- _What the exercise asks_:
Read the material below. Count the lines containing "Pôsto" and give that count alone.

- _Source material_:

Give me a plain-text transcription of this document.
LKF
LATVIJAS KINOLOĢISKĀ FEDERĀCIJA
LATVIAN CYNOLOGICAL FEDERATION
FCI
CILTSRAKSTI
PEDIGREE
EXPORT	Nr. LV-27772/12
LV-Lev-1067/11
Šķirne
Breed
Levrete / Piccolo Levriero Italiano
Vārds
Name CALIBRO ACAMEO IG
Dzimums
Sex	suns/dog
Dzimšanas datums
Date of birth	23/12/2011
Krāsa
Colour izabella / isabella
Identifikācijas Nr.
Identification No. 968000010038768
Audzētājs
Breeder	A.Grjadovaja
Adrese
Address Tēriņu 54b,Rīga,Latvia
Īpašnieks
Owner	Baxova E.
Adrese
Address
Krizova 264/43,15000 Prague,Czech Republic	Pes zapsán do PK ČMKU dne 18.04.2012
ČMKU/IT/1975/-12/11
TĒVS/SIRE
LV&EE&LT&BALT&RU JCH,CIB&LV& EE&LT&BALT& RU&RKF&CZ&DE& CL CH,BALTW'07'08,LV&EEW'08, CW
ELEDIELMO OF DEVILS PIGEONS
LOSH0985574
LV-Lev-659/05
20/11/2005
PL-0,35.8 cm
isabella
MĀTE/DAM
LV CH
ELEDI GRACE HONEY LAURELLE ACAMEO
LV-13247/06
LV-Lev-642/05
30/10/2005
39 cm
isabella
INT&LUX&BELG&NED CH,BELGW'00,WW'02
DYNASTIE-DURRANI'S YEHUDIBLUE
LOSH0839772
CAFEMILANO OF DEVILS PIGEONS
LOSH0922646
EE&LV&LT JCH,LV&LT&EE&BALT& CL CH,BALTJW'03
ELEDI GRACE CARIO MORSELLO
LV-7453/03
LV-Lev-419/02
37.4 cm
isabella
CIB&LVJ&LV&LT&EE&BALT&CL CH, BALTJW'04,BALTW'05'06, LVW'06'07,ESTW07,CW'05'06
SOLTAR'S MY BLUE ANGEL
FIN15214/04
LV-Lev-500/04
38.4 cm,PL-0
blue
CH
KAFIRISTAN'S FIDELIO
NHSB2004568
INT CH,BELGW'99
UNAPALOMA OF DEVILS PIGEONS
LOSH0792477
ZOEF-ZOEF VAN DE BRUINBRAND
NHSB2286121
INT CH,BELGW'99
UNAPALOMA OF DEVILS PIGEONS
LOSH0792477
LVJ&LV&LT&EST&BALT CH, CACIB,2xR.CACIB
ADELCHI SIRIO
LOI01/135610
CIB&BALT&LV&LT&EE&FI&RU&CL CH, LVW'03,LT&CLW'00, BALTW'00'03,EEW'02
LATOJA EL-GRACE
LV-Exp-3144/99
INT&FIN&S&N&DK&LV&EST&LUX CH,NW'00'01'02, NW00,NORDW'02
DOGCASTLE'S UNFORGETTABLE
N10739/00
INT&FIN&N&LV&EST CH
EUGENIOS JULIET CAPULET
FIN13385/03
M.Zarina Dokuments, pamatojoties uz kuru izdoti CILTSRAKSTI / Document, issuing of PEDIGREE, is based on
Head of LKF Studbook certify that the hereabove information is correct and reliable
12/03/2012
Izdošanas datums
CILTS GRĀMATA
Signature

==

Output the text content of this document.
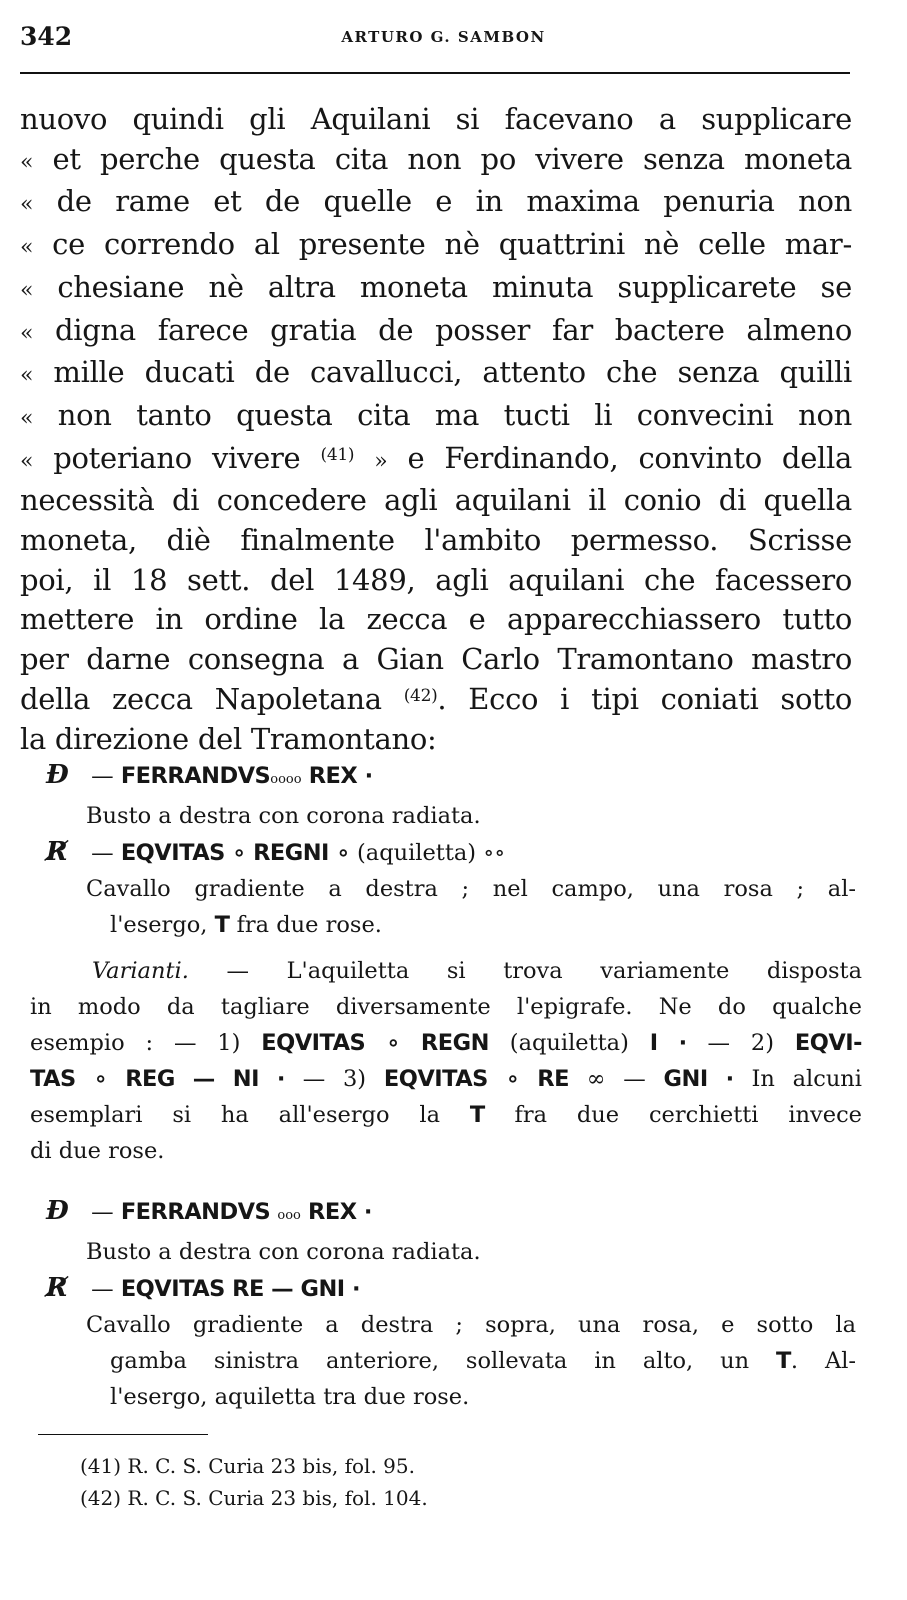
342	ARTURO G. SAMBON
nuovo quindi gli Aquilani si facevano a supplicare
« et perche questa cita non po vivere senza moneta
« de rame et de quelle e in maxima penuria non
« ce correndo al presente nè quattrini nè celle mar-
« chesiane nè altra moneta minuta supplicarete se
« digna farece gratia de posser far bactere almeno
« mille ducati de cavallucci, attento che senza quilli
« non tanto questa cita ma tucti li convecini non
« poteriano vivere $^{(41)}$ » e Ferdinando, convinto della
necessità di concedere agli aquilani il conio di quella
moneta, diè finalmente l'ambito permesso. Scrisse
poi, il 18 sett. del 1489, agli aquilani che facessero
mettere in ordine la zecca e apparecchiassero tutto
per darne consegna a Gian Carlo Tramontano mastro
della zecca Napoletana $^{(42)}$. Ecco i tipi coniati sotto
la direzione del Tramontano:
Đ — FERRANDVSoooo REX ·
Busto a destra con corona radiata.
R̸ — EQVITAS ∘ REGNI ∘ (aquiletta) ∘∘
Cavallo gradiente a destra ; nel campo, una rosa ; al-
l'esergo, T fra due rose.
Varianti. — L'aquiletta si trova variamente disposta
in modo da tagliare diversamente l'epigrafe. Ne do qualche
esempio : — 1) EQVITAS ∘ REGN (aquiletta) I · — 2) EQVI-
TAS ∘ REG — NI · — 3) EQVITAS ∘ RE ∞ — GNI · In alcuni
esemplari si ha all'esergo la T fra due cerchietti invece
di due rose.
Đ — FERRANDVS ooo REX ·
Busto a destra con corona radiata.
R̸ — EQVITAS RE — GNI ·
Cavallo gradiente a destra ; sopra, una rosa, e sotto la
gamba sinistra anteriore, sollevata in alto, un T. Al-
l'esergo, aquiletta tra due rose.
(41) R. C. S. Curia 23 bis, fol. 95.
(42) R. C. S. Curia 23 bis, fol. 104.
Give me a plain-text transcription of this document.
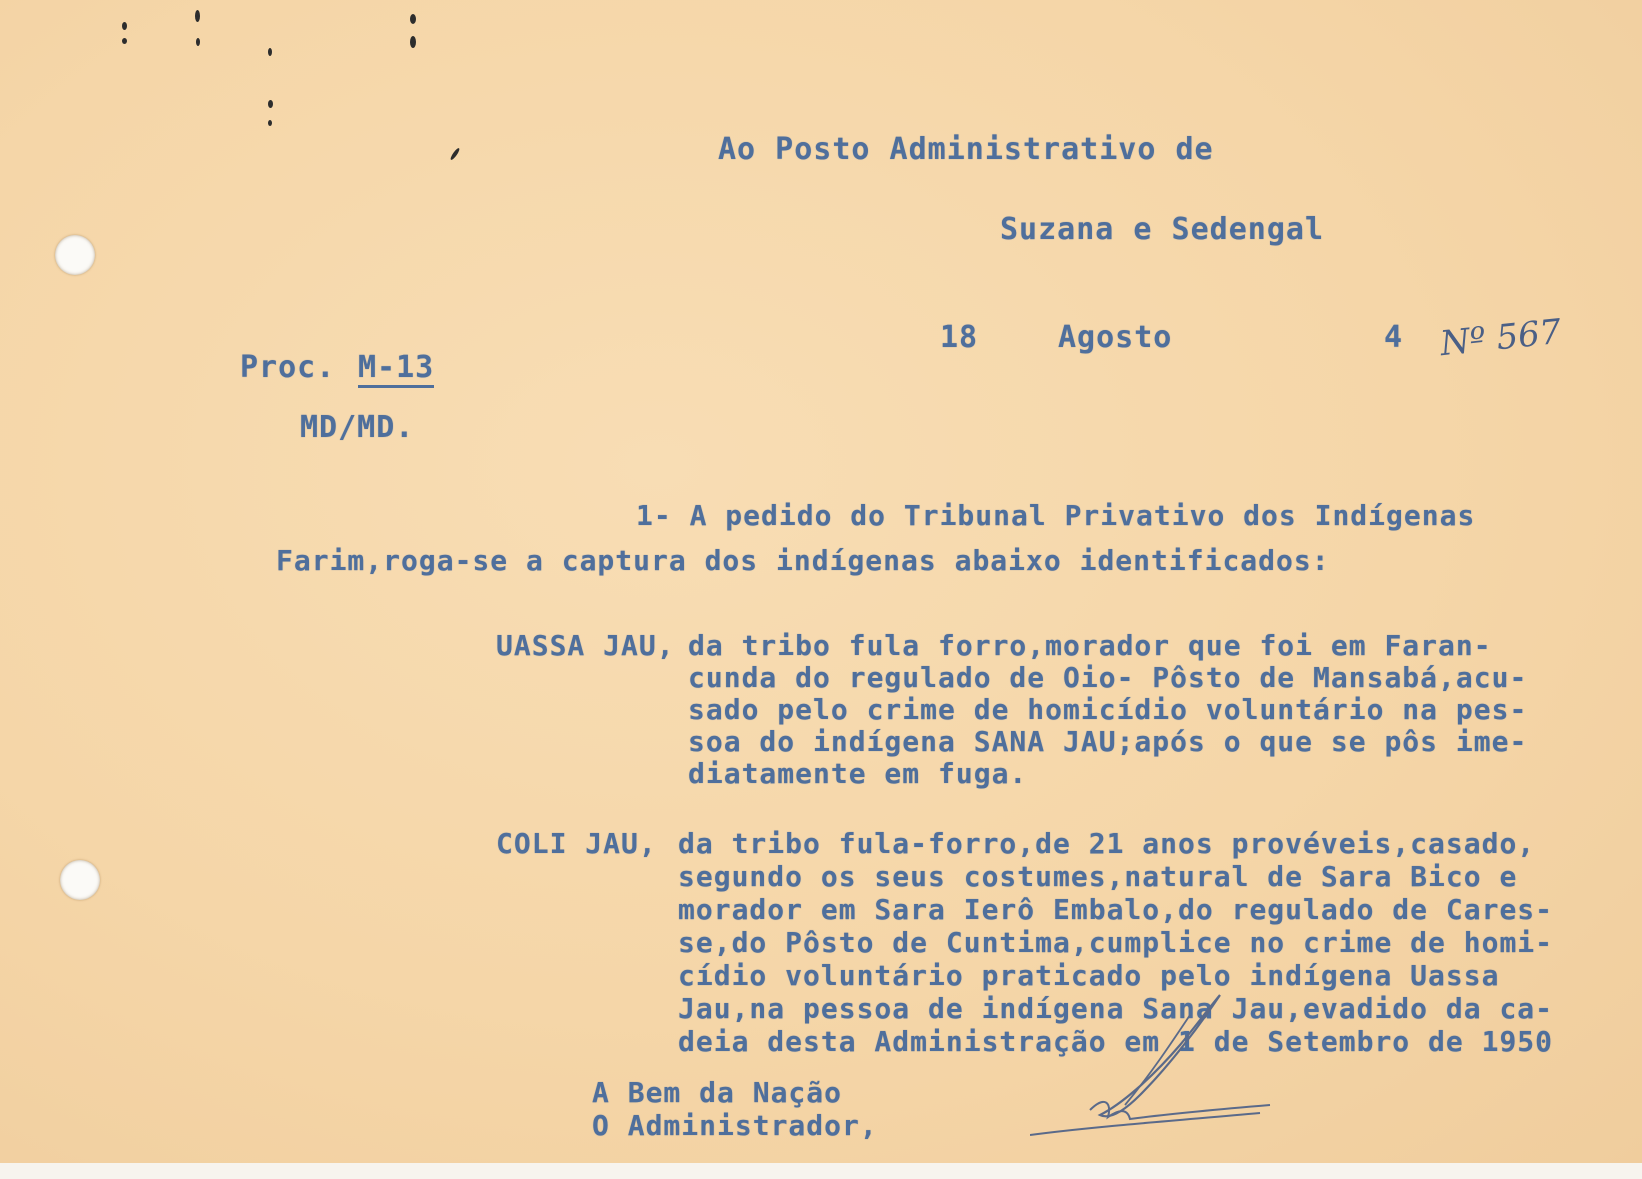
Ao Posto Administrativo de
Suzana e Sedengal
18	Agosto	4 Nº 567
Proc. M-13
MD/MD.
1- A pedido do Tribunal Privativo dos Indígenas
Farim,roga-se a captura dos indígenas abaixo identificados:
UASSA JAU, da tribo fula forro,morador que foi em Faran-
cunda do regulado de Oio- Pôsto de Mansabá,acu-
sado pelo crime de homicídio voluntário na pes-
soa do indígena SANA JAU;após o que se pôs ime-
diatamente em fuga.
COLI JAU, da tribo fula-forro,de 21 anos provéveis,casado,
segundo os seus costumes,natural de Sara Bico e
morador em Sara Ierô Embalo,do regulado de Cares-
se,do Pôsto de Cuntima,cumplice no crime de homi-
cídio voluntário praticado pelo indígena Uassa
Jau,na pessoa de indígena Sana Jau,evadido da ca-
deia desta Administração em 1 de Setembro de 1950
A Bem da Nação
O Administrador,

- _The completed task_:
2